Collected data:
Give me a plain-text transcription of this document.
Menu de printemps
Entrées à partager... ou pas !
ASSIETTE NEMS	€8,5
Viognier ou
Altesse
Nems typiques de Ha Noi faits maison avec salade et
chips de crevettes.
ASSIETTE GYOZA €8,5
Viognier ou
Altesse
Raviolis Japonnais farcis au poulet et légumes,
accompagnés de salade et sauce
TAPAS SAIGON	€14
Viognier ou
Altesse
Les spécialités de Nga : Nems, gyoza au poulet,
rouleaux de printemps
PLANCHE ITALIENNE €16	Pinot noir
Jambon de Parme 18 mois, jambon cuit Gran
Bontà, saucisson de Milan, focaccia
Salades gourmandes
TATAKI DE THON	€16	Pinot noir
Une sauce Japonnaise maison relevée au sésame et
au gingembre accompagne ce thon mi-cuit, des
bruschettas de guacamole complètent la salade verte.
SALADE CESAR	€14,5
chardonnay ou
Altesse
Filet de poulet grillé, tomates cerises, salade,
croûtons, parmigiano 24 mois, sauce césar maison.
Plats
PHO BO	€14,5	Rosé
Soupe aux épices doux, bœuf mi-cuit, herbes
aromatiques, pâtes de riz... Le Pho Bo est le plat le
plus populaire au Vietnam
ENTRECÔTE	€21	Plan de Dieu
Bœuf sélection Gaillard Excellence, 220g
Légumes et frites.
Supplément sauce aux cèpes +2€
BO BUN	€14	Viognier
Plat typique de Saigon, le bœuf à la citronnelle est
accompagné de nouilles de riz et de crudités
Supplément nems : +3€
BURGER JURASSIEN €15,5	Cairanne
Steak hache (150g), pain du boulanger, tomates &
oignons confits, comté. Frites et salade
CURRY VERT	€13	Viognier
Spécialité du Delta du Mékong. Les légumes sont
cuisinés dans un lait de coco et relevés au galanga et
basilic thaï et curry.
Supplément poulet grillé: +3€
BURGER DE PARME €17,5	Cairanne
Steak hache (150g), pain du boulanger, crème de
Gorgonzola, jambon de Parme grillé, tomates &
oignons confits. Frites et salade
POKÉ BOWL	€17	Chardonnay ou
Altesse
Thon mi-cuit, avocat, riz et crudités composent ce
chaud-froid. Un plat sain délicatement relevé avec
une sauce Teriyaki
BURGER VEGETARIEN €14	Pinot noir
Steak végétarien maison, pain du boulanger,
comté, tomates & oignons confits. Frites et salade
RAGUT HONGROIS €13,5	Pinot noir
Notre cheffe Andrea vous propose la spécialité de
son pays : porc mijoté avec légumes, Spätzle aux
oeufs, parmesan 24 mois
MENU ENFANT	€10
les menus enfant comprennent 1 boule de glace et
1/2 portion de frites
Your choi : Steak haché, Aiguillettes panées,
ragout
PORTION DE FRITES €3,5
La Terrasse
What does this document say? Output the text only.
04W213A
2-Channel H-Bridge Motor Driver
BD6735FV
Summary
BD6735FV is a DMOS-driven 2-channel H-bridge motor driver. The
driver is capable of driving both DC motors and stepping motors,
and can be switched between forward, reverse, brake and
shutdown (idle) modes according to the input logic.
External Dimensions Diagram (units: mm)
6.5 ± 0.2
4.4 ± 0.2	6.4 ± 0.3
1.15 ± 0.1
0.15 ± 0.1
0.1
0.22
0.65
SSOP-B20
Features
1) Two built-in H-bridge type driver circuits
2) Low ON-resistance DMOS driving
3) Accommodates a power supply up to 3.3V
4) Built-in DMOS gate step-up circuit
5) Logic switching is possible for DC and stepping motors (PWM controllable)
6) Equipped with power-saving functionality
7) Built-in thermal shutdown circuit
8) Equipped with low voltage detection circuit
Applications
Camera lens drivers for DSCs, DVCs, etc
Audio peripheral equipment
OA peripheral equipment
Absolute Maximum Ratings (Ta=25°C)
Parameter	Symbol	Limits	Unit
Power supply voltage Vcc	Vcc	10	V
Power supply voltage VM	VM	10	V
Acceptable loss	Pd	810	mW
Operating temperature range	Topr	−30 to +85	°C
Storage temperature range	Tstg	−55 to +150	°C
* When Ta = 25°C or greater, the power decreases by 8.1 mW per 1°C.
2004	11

WHAT IS REQUIRED:
Reproduce each entry from the records above, character for character.

CORRECT ANSWER:
Give me a plain-text transcription of this document.
Menu de printemps
Entrées à partager... ou pas !
ASSIETTE NEMS	€8,5
Viognier ou
Altesse
Nems typiques de Ha Noi faits maison avec salade et
chips de crevettes.
ASSIETTE GYOZA €8,5
Viognier ou
Altesse
Raviolis Japonnais farcis au poulet et légumes,
accompagnés de salade et sauce
TAPAS SAIGON	€14
Viognier ou
Altesse
Les spécialités de Nga : Nems, gyoza au poulet,
rouleaux de printemps
PLANCHE ITALIENNE €16	Pinot noir
Jambon de Parme 18 mois, jambon cuit Gran
Bontà, saucisson de Milan, focaccia
Salades gourmandes
TATAKI DE THON	€16	Pinot noir
Une sauce Japonnaise maison relevée au sésame et
au gingembre accompagne ce thon mi-cuit, des
bruschettas de guacamole complètent la salade verte.
SALADE CESAR	€14,5
chardonnay ou
Altesse
Filet de poulet grillé, tomates cerises, salade,
croûtons, parmigiano 24 mois, sauce césar maison.
Plats
PHO BO	€14,5	Rosé
Soupe aux épices doux, bœuf mi-cuit, herbes
aromatiques, pâtes de riz... Le Pho Bo est le plat le
plus populaire au Vietnam
ENTRECÔTE	€21	Plan de Dieu
Bœuf sélection Gaillard Excellence, 220g
Légumes et frites.
Supplément sauce aux cèpes +2€
BO BUN	€14	Viognier
Plat typique de Saigon, le bœuf à la citronnelle est
accompagné de nouilles de riz et de crudités
Supplément nems : +3€
BURGER JURASSIEN €15,5	Cairanne
Steak hache (150g), pain du boulanger, tomates &
oignons confits, comté. Frites et salade
CURRY VERT	€13	Viognier
Spécialité du Delta du Mékong. Les légumes sont
cuisinés dans un lait de coco et relevés au galanga et
basilic thaï et curry.
Supplément poulet grillé: +3€
BURGER DE PARME €17,5	Cairanne
Steak hache (150g), pain du boulanger, crème de
Gorgonzola, jambon de Parme grillé, tomates &
oignons confits. Frites et salade
POKÉ BOWL	€17	Chardonnay ou
Altesse
Thon mi-cuit, avocat, riz et crudités composent ce
chaud-froid. Un plat sain délicatement relevé avec
une sauce Teriyaki
BURGER VEGETARIEN €14	Pinot noir
Steak végétarien maison, pain du boulanger,
comté, tomates & oignons confits. Frites et salade
RAGUT HONGROIS €13,5	Pinot noir
Notre cheffe Andrea vous propose la spécialité de
son pays : porc mijoté avec légumes, Spätzle aux
oeufs, parmesan 24 mois
MENU ENFANT	€10
les menus enfant comprennent 1 boule de glace et
1/2 portion de frites
Your choi : Steak haché, Aiguillettes panées,
ragout
PORTION DE FRITES €3,5
La Terrasse
What does this document say? Output the text only.
04W213A
2-Channel H-Bridge Motor Driver
BD6735FV
Summary
BD6735FV is a DMOS-driven 2-channel H-bridge motor driver. The
driver is capable of driving both DC motors and stepping motors,
and can be switched between forward, reverse, brake and
shutdown (idle) modes according to the input logic.
External Dimensions Diagram (units: mm)
6.5 ± 0.2
4.4 ± 0.2	6.4 ± 0.3
1.15 ± 0.1
0.15 ± 0.1
0.1
0.22
0.65
SSOP-B20
Features
1) Two built-in H-bridge type driver circuits
2) Low ON-resistance DMOS driving
3) Accommodates a power supply up to 3.3V
4) Built-in DMOS gate step-up circuit
5) Logic switching is possible for DC and stepping motors (PWM controllable)
6) Equipped with power-saving functionality
7) Built-in thermal shutdown circuit
8) Equipped with low voltage detection circuit
Applications
Camera lens drivers for DSCs, DVCs, etc
Audio peripheral equipment
OA peripheral equipment
Absolute Maximum Ratings (Ta=25°C)
Parameter	Symbol	Limits	Unit
Power supply voltage Vcc	Vcc	10	V
Power supply voltage VM	VM	10	V
Acceptable loss	Pd	810	mW
Operating temperature range	Topr	−30 to +85	°C
Storage temperature range	Tstg	−55 to +150	°C
* When Ta = 25°C or greater, the power decreases by 8.1 mW per 1°C.
2004	11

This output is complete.